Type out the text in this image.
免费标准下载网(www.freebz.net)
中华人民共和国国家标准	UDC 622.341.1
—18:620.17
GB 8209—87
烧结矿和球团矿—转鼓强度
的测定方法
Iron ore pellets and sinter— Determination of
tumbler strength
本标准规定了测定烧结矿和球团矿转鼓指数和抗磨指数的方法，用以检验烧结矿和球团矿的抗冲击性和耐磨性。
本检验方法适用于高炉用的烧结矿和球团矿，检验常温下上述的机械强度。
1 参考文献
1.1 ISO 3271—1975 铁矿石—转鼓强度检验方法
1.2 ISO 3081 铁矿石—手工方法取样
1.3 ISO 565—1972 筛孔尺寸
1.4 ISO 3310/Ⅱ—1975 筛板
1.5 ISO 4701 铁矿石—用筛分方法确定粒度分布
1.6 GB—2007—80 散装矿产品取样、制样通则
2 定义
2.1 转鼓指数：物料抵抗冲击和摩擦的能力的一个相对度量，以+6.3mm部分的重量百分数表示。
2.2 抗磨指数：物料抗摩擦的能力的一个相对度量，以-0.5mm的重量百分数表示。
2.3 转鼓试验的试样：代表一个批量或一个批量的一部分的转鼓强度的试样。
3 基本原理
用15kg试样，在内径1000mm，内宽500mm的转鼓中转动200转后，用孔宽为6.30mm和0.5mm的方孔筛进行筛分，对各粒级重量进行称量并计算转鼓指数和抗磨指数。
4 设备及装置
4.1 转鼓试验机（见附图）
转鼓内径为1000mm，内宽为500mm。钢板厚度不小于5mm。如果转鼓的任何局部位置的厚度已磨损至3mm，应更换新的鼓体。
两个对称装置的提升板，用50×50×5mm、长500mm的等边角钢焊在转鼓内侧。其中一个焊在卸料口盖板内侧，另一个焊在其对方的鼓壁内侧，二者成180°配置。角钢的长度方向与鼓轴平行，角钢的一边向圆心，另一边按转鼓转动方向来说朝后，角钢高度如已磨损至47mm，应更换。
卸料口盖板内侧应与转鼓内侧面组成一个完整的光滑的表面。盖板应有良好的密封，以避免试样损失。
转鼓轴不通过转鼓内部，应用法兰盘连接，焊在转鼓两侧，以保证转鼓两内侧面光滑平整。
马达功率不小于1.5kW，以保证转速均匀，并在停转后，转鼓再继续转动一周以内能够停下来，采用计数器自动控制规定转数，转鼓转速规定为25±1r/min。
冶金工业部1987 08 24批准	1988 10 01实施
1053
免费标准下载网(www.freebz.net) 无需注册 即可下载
══════
• _Work to complete_:
Write out the entries in full, exactly as given.

• _Problem solution_:
Type out the text in this image.
免费标准下载网(www.freebz.net)
中华人民共和国国家标准	UDC 622.341.1
—18:620.17
GB 8209—87
烧结矿和球团矿—转鼓强度
的测定方法
Iron ore pellets and sinter— Determination of
tumbler strength
本标准规定了测定烧结矿和球团矿转鼓指数和抗磨指数的方法，用以检验烧结矿和球团矿的抗冲击性和耐磨性。
本检验方法适用于高炉用的烧结矿和球团矿，检验常温下上述的机械强度。
1 参考文献
1.1 ISO 3271—1975 铁矿石—转鼓强度检验方法
1.2 ISO 3081 铁矿石—手工方法取样
1.3 ISO 565—1972 筛孔尺寸
1.4 ISO 3310/Ⅱ—1975 筛板
1.5 ISO 4701 铁矿石—用筛分方法确定粒度分布
1.6 GB—2007—80 散装矿产品取样、制样通则
2 定义
2.1 转鼓指数：物料抵抗冲击和摩擦的能力的一个相对度量，以+6.3mm部分的重量百分数表示。
2.2 抗磨指数：物料抗摩擦的能力的一个相对度量，以-0.5mm的重量百分数表示。
2.3 转鼓试验的试样：代表一个批量或一个批量的一部分的转鼓强度的试样。
3 基本原理
用15kg试样，在内径1000mm，内宽500mm的转鼓中转动200转后，用孔宽为6.30mm和0.5mm的方孔筛进行筛分，对各粒级重量进行称量并计算转鼓指数和抗磨指数。
4 设备及装置
4.1 转鼓试验机（见附图）
转鼓内径为1000mm，内宽为500mm。钢板厚度不小于5mm。如果转鼓的任何局部位置的厚度已磨损至3mm，应更换新的鼓体。
两个对称装置的提升板，用50×50×5mm、长500mm的等边角钢焊在转鼓内侧。其中一个焊在卸料口盖板内侧，另一个焊在其对方的鼓壁内侧，二者成180°配置。角钢的长度方向与鼓轴平行，角钢的一边向圆心，另一边按转鼓转动方向来说朝后，角钢高度如已磨损至47mm，应更换。
卸料口盖板内侧应与转鼓内侧面组成一个完整的光滑的表面。盖板应有良好的密封，以避免试样损失。
转鼓轴不通过转鼓内部，应用法兰盘连接，焊在转鼓两侧，以保证转鼓两内侧面光滑平整。
马达功率不小于1.5kW，以保证转速均匀，并在停转后，转鼓再继续转动一周以内能够停下来，采用计数器自动控制规定转数，转鼓转速规定为25±1r/min。
冶金工业部1987 08 24批准	1988 10 01实施
1053
免费标准下载网(www.freebz.net) 无需注册 即可下载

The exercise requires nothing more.